Stated problem
Narrow the data below down to the lines containing "campuses".

(Figure contents as structured data)
-- begin --

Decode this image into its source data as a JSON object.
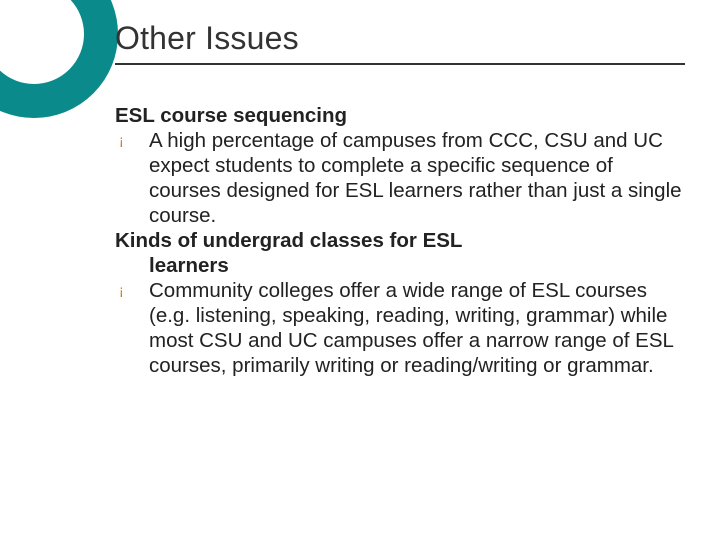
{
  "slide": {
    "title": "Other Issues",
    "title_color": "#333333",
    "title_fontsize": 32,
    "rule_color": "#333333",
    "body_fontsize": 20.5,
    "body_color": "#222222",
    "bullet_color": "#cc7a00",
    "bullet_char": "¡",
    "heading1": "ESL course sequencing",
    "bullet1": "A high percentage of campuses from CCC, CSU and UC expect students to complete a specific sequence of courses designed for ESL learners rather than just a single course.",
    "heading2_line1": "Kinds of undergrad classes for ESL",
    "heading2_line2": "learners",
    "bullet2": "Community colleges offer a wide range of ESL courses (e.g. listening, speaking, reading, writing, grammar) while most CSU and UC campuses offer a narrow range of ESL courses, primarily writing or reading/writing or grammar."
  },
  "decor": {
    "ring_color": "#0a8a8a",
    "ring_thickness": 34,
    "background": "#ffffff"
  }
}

-- end --

Reply
    "bullet1": "A high percentage of campuses from CCC, CSU and UC expect students to complete a specific sequence of courses designed for ESL learners rather than just a single course.",
    "bullet2": "Community colleges offer a wide range of ESL courses (e.g. listening, speaking, reading, writing, grammar) while most CSU and UC campuses offer a narrow range of ESL courses, primarily writing or reading/writing or grammar."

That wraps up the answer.